EXERCISE GOAL ::
Where a line holds "дорогу", copy it.

----------------------------------------

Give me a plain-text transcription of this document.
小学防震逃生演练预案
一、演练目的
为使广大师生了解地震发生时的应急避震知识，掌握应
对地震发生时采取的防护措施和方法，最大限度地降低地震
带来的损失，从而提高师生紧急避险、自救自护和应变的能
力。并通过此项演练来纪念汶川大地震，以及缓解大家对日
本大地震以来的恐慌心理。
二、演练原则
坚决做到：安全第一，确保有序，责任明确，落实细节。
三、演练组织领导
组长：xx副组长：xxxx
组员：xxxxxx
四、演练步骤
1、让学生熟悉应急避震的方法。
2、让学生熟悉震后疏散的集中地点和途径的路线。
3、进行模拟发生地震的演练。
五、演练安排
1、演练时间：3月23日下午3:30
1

----------------------------------------

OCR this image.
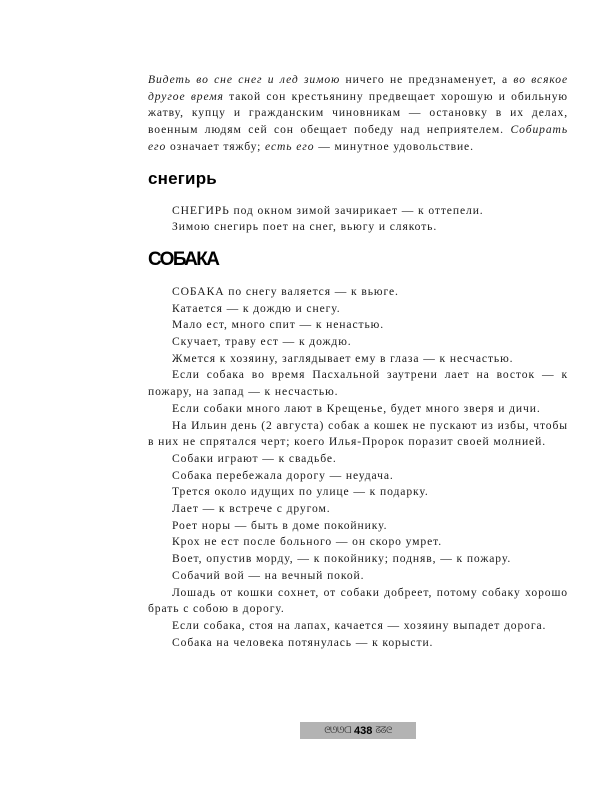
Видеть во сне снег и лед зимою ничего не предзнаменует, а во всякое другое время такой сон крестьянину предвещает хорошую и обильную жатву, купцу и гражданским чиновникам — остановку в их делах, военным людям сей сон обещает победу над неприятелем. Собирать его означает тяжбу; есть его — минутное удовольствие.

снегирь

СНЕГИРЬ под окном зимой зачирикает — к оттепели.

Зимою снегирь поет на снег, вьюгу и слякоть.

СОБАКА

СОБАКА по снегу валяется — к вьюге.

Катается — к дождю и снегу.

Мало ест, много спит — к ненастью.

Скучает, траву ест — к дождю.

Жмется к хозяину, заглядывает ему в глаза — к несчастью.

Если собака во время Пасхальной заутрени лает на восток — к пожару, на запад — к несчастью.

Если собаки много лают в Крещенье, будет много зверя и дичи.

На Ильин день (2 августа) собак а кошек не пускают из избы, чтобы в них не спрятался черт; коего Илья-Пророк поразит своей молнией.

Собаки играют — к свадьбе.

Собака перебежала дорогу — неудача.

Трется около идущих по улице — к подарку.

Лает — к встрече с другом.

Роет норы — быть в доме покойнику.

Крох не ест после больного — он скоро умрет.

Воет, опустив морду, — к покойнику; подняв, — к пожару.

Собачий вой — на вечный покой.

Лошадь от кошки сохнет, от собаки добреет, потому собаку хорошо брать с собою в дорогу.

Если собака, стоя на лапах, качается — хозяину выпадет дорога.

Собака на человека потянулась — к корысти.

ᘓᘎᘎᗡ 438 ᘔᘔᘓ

----------------------------------------

FULL RESPONSE ::
Собака перебежала дорогу — неудача.
Лошадь от кошки сохнет, от собаки добреет, потому собаку хорошо брать с собою в дорогу.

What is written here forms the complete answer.